• Given problem
Write out the full set of records exactly. Any pictures in them do not belong in the copy.

· · ·

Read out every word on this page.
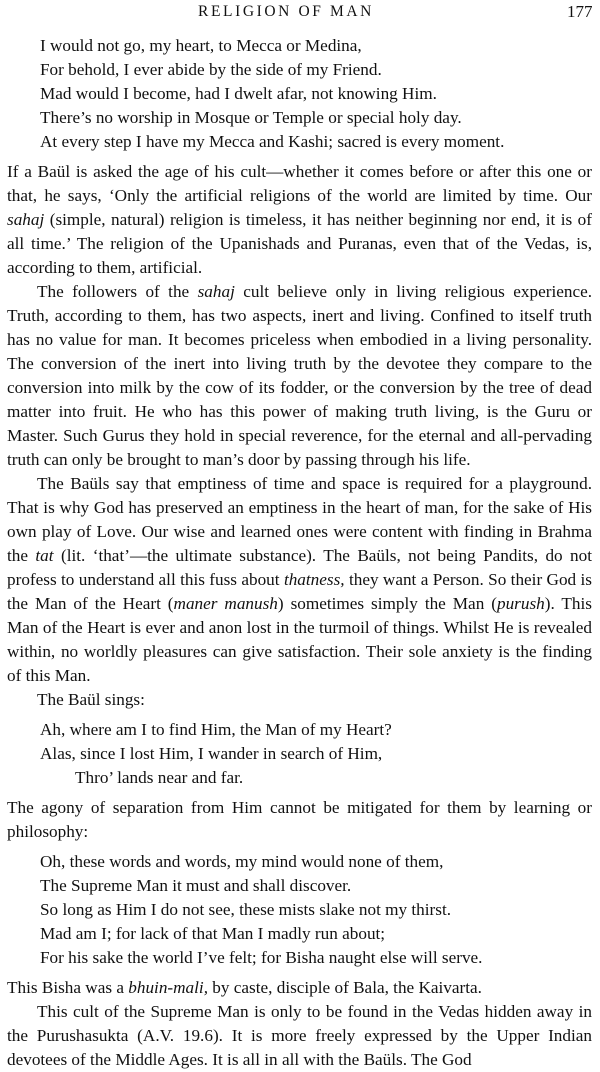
RELIGION OF MAN	177
I would not go, my heart, to Mecca or Medina,
For behold, I ever abide by the side of my Friend.
Mad would I become, had I dwelt afar, not knowing Him.
There’s no worship in Mosque or Temple or special holy day.
At every step I have my Mecca and Kashi; sacred is every moment.

If a Baül is asked the age of his cult—whether it comes before or after this one or that, he says, ‘Only the artificial religions of the world are limited by time. Our sahaj (simple, natural) religion is timeless, it has neither beginning nor end, it is of all time.’ The religion of the Upanishads and Puranas, even that of the Vedas, is, according to them, artificial.

The followers of the sahaj cult believe only in living religious experience. Truth, according to them, has two aspects, inert and living. Confined to itself truth has no value for man. It becomes priceless when embodied in a living personality. The conversion of the inert into living truth by the devotee they compare to the conversion into milk by the cow of its fodder, or the conversion by the tree of dead matter into fruit. He who has this power of making truth living, is the Guru or Master. Such Gurus they hold in special reverence, for the eternal and all-pervading truth can only be brought to man’s door by passing through his life.

The Baüls say that emptiness of time and space is required for a playground. That is why God has preserved an emptiness in the heart of man, for the sake of His own play of Love. Our wise and learned ones were content with finding in Brahma the tat (lit. ‘that’—the ultimate substance). The Baüls, not being Pandits, do not profess to understand all this fuss about thatness, they want a Person. So their God is the Man of the Heart (maner manush) sometimes simply the Man (purush). This Man of the Heart is ever and anon lost in the turmoil of things. Whilst He is revealed within, no worldly pleasures can give satisfaction. Their sole anxiety is the finding of this Man.

The Baül sings:

Ah, where am I to find Him, the Man of my Heart?
Alas, since I lost Him, I wander in search of Him,
Thro’ lands near and far.

The agony of separation from Him cannot be mitigated for them by learning or philosophy:

Oh, these words and words, my mind would none of them,
The Supreme Man it must and shall discover.
So long as Him I do not see, these mists slake not my thirst.
Mad am I; for lack of that Man I madly run about;
For his sake the world I’ve felt; for Bisha naught else will serve.

This Bisha was a bhuin-mali, by caste, disciple of Bala, the Kaivarta.

This cult of the Supreme Man is only to be found in the Vedas hidden away in the Purushasukta (A.V. 19.6). It is more freely expressed by the Upper Indian devotees of the Middle Ages. It is all in all with the Baüls. The God
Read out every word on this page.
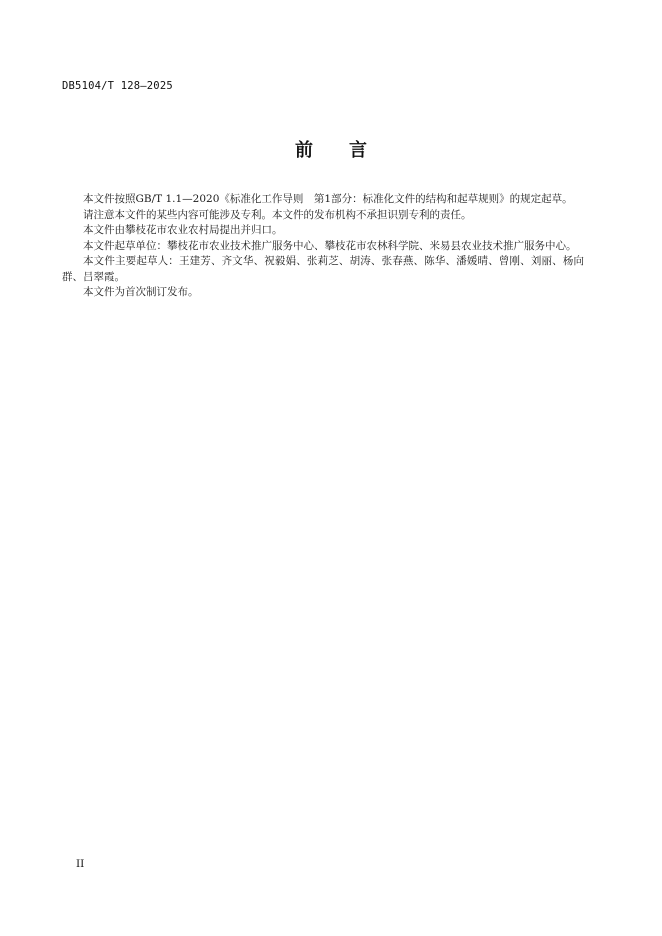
DB5104/T 128—2025
前 言

本文件按照GB/T 1.1—2020《标准化工作导则　第1部分：标准化文件的结构和起草规则》的规定起草。

请注意本文件的某些内容可能涉及专利。本文件的发布机构不承担识别专利的责任。

本文件由攀枝花市农业农村局提出并归口。

本文件起草单位：攀枝花市农业技术推广服务中心、攀枝花市农林科学院、米易县农业技术推广服务中心。

本文件主要起草人：王建芳、齐文华、祝毅娟、张莉芝、胡涛、张春燕、陈华、潘媛晴、曾刚、刘丽、杨向群、吕翠霞。

本文件为首次制订发布。

II
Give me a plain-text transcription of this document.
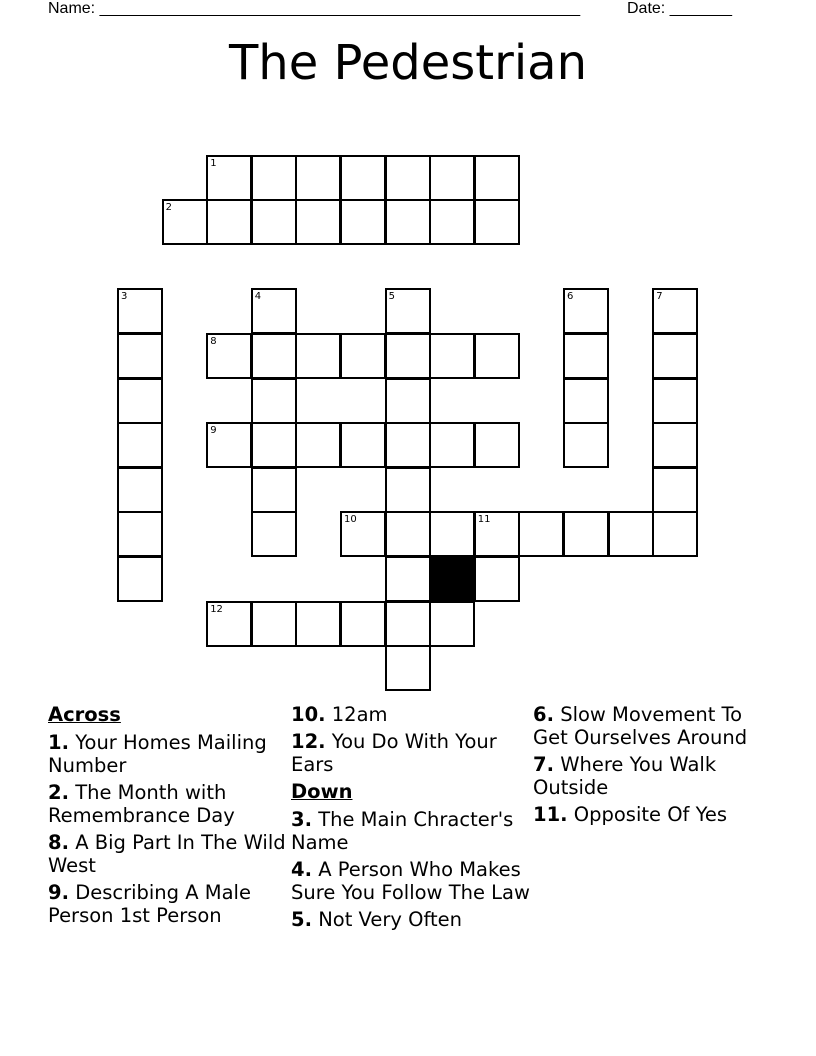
Name: ______________________________________________________	Date: _______
The Pedestrian
1
2
3	4	5	6	7
8
9
10	11
12
Across
1. Your Homes Mailing Number
2. The Month with Remembrance Day
8. A Big Part In The Wild West
9. Describing A Male Person 1st Person
10. 12am
12. You Do With Your Ears
Down
3. The Main Chracter's Name
4. A Person Who Makes Sure You Follow The Law
5. Not Very Often
6. Slow Movement To Get Ourselves Around
7. Where You Walk Outside
11. Opposite Of Yes
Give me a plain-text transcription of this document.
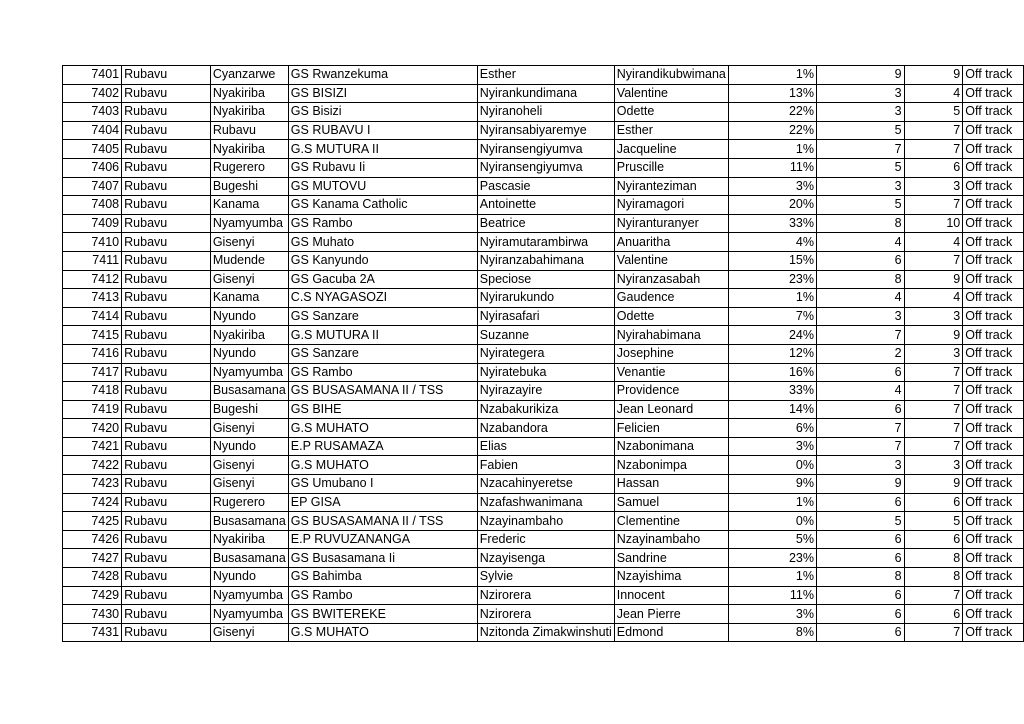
7401	Rubavu	Cyanzarwe	GS Rwanzekuma	Esther	Nyirandikubwimana	1%	9	9	Off track
7402	Rubavu	Nyakiriba	GS BISIZI	Nyirankundimana	Valentine	13%	3	4	Off track
7403	Rubavu	Nyakiriba	GS Bisizi	Nyiranoheli	Odette	22%	3	5	Off track
7404	Rubavu	Rubavu	GS RUBAVU I	Nyiransabiyaremye	Esther	22%	5	7	Off track
7405	Rubavu	Nyakiriba	G.S MUTURA II	Nyiransengiyumva	Jacqueline	1%	7	7	Off track
7406	Rubavu	Rugerero	GS Rubavu Ii	Nyiransengiyumva	Pruscille	11%	5	6	Off track
7407	Rubavu	Bugeshi	GS MUTOVU	Pascasie	Nyiranteziman	3%	3	3	Off track
7408	Rubavu	Kanama	GS Kanama Catholic	Antoinette	Nyiramagori	20%	5	7	Off track
7409	Rubavu	Nyamyumba	GS Rambo	Beatrice	Nyiranturanyer	33%	8	10	Off track
7410	Rubavu	Gisenyi	GS Muhato	Nyiramutarambirwa	Anuaritha	4%	4	4	Off track
7411	Rubavu	Mudende	GS Kanyundo	Nyiranzabahimana	Valentine	15%	6	7	Off track
7412	Rubavu	Gisenyi	GS Gacuba 2A	Speciose	Nyiranzasabah	23%	8	9	Off track
7413	Rubavu	Kanama	C.S NYAGASOZI	Nyirarukundo	Gaudence	1%	4	4	Off track
7414	Rubavu	Nyundo	GS Sanzare	Nyirasafari	Odette	7%	3	3	Off track
7415	Rubavu	Nyakiriba	G.S MUTURA II	Suzanne	Nyirahabimana	24%	7	9	Off track
7416	Rubavu	Nyundo	GS Sanzare	Nyirategera	Josephine	12%	2	3	Off track
7417	Rubavu	Nyamyumba	GS Rambo	Nyiratebuka	Venantie	16%	6	7	Off track
7418	Rubavu	Busasamana	GS BUSASAMANA II / TSS	Nyirazayire	Providence	33%	4	7	Off track
7419	Rubavu	Bugeshi	GS BIHE	Nzabakurikiza	Jean Leonard	14%	6	7	Off track
7420	Rubavu	Gisenyi	G.S MUHATO	Nzabandora	Felicien	6%	7	7	Off track
7421	Rubavu	Nyundo	E.P RUSAMAZA	Elias	Nzabonimana	3%	7	7	Off track
7422	Rubavu	Gisenyi	G.S MUHATO	Fabien	Nzabonimpa	0%	3	3	Off track
7423	Rubavu	Gisenyi	GS Umubano I	Nzacahinyeretse	Hassan	9%	9	9	Off track
7424	Rubavu	Rugerero	EP GISA	Nzafashwanimana	Samuel	1%	6	6	Off track
7425	Rubavu	Busasamana	GS BUSASAMANA II / TSS	Nzayinambaho	Clementine	0%	5	5	Off track
7426	Rubavu	Nyakiriba	E.P RUVUZANANGA	Frederic	Nzayinambaho	5%	6	6	Off track
7427	Rubavu	Busasamana	GS Busasamana Ii	Nzayisenga	Sandrine	23%	6	8	Off track
7428	Rubavu	Nyundo	GS Bahimba	Sylvie	Nzayishima	1%	8	8	Off track
7429	Rubavu	Nyamyumba	GS Rambo	Nzirorera	Innocent	11%	6	7	Off track
7430	Rubavu	Nyamyumba	GS BWITEREKE	Nzirorera	Jean Pierre	3%	6	6	Off track
7431	Rubavu	Gisenyi	G.S MUHATO	Nzitonda Zimakwinshuti	Edmond	8%	6	7	Off track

· · ·

• Answer to the exercise
Read out every word on this page.
RELIGION OF MAN	177
I would not go, my heart, to Mecca or Medina,
For behold, I ever abide by the side of my Friend.
Mad would I become, had I dwelt afar, not knowing Him.
There’s no worship in Mosque or Temple or special holy day.
At every step I have my Mecca and Kashi; sacred is every moment.

If a Baül is asked the age of his cult—whether it comes before or after this one or that, he says, ‘Only the artificial religions of the world are limited by time. Our sahaj (simple, natural) religion is timeless, it has neither beginning nor end, it is of all time.’ The religion of the Upanishads and Puranas, even that of the Vedas, is, according to them, artificial.

The followers of the sahaj cult believe only in living religious experience. Truth, according to them, has two aspects, inert and living. Confined to itself truth has no value for man. It becomes priceless when embodied in a living personality. The conversion of the inert into living truth by the devotee they compare to the conversion into milk by the cow of its fodder, or the conversion by the tree of dead matter into fruit. He who has this power of making truth living, is the Guru or Master. Such Gurus they hold in special reverence, for the eternal and all-pervading truth can only be brought to man’s door by passing through his life.

The Baüls say that emptiness of time and space is required for a playground. That is why God has preserved an emptiness in the heart of man, for the sake of His own play of Love. Our wise and learned ones were content with finding in Brahma the tat (lit. ‘that’—the ultimate substance). The Baüls, not being Pandits, do not profess to understand all this fuss about thatness, they want a Person. So their God is the Man of the Heart (maner manush) sometimes simply the Man (purush). This Man of the Heart is ever and anon lost in the turmoil of things. Whilst He is revealed within, no worldly pleasures can give satisfaction. Their sole anxiety is the finding of this Man.

The Baül sings:

Ah, where am I to find Him, the Man of my Heart?
Alas, since I lost Him, I wander in search of Him,
Thro’ lands near and far.

The agony of separation from Him cannot be mitigated for them by learning or philosophy:

Oh, these words and words, my mind would none of them,
The Supreme Man it must and shall discover.
So long as Him I do not see, these mists slake not my thirst.
Mad am I; for lack of that Man I madly run about;
For his sake the world I’ve felt; for Bisha naught else will serve.

This Bisha was a bhuin-mali, by caste, disciple of Bala, the Kaivarta.

This cult of the Supreme Man is only to be found in the Vedas hidden away in the Purushasukta (A.V. 19.6). It is more freely expressed by the Upper Indian devotees of the Middle Ages. It is all in all with the Baüls. The God
Read out every word on this page.
DB5104/T 128—2025
前 言

本文件按照GB/T 1.1—2020《标准化工作导则　第1部分：标准化文件的结构和起草规则》的规定起草。

请注意本文件的某些内容可能涉及专利。本文件的发布机构不承担识别专利的责任。

本文件由攀枝花市农业农村局提出并归口。

本文件起草单位：攀枝花市农业技术推广服务中心、攀枝花市农林科学院、米易县农业技术推广服务中心。

本文件主要起草人：王建芳、齐文华、祝毅娟、张莉芝、胡涛、张春燕、陈华、潘媛晴、曾刚、刘丽、杨向群、吕翠霞。

本文件为首次制订发布。

II
Give me a plain-text transcription of this document.
Name: ______________________________________________________	Date: _______
The Pedestrian
1
2
3	4	5	6	7
8
9
10	11
12
Across
1. Your Homes Mailing Number
2. The Month with Remembrance Day
8. A Big Part In The Wild West
9. Describing A Male Person 1st Person
10. 12am
12. You Do With Your Ears
Down
3. The Main Chracter's Name
4. A Person Who Makes Sure You Follow The Law
5. Not Very Often
6. Slow Movement To Get Ourselves Around
7. Where You Walk Outside
11. Opposite Of Yes
Give me a plain-text transcription of this document.
7401	Rubavu	Cyanzarwe	GS Rwanzekuma	Esther	Nyirandikubwimana	1%	9	9	Off track
7402	Rubavu	Nyakiriba	GS BISIZI	Nyirankundimana	Valentine	13%	3	4	Off track
7403	Rubavu	Nyakiriba	GS Bisizi	Nyiranoheli	Odette	22%	3	5	Off track
7404	Rubavu	Rubavu	GS RUBAVU I	Nyiransabiyaremye	Esther	22%	5	7	Off track
7405	Rubavu	Nyakiriba	G.S MUTURA II	Nyiransengiyumva	Jacqueline	1%	7	7	Off track
7406	Rubavu	Rugerero	GS Rubavu Ii	Nyiransengiyumva	Pruscille	11%	5	6	Off track
7407	Rubavu	Bugeshi	GS MUTOVU	Pascasie	Nyiranteziman	3%	3	3	Off track
7408	Rubavu	Kanama	GS Kanama Catholic	Antoinette	Nyiramagori	20%	5	7	Off track
7409	Rubavu	Nyamyumba	GS Rambo	Beatrice	Nyiranturanyer	33%	8	10	Off track
7410	Rubavu	Gisenyi	GS Muhato	Nyiramutarambirwa	Anuaritha	4%	4	4	Off track
7411	Rubavu	Mudende	GS Kanyundo	Nyiranzabahimana	Valentine	15%	6	7	Off track
7412	Rubavu	Gisenyi	GS Gacuba 2A	Speciose	Nyiranzasabah	23%	8	9	Off track
7413	Rubavu	Kanama	C.S NYAGASOZI	Nyirarukundo	Gaudence	1%	4	4	Off track
7414	Rubavu	Nyundo	GS Sanzare	Nyirasafari	Odette	7%	3	3	Off track
7415	Rubavu	Nyakiriba	G.S MUTURA II	Suzanne	Nyirahabimana	24%	7	9	Off track
7416	Rubavu	Nyundo	GS Sanzare	Nyirategera	Josephine	12%	2	3	Off track
7417	Rubavu	Nyamyumba	GS Rambo	Nyiratebuka	Venantie	16%	6	7	Off track
7418	Rubavu	Busasamana	GS BUSASAMANA II / TSS	Nyirazayire	Providence	33%	4	7	Off track
7419	Rubavu	Bugeshi	GS BIHE	Nzabakurikiza	Jean Leonard	14%	6	7	Off track
7420	Rubavu	Gisenyi	G.S MUHATO	Nzabandora	Felicien	6%	7	7	Off track
7421	Rubavu	Nyundo	E.P RUSAMAZA	Elias	Nzabonimana	3%	7	7	Off track
7422	Rubavu	Gisenyi	G.S MUHATO	Fabien	Nzabonimpa	0%	3	3	Off track
7423	Rubavu	Gisenyi	GS Umubano I	Nzacahinyeretse	Hassan	9%	9	9	Off track
7424	Rubavu	Rugerero	EP GISA	Nzafashwanimana	Samuel	1%	6	6	Off track
7425	Rubavu	Busasamana	GS BUSASAMANA II / TSS	Nzayinambaho	Clementine	0%	5	5	Off track
7426	Rubavu	Nyakiriba	E.P RUVUZANANGA	Frederic	Nzayinambaho	5%	6	6	Off track
7427	Rubavu	Busasamana	GS Busasamana Ii	Nzayisenga	Sandrine	23%	6	8	Off track
7428	Rubavu	Nyundo	GS Bahimba	Sylvie	Nzayishima	1%	8	8	Off track
7429	Rubavu	Nyamyumba	GS Rambo	Nzirorera	Innocent	11%	6	7	Off track
7430	Rubavu	Nyamyumba	GS BWITEREKE	Nzirorera	Jean Pierre	3%	6	6	Off track
7431	Rubavu	Gisenyi	G.S MUHATO	Nzitonda Zimakwinshuti	Edmond	8%	6	7	Off track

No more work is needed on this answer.